──────── Records for the task
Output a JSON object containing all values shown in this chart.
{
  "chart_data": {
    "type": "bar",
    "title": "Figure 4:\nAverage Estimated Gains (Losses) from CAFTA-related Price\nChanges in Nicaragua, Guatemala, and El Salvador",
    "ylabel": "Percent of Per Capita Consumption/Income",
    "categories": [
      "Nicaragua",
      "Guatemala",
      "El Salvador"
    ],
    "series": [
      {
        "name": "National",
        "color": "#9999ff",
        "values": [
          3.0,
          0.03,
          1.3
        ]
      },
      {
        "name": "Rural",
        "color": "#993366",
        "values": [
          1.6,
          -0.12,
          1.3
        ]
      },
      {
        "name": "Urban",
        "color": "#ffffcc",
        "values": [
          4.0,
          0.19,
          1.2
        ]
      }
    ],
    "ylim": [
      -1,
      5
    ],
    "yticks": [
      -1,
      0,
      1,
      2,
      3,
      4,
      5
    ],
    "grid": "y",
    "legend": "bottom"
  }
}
────────────────
**Goal:**
Which lines above contain the word "Salvador"? Copy each of them.

**Response:**
    "title": "Figure 4:\nAverage Estimated Gains (Losses) from CAFTA-related Price\nChanges in Nicaragua, Guatemala, and El Salvador",
      "El Salvador"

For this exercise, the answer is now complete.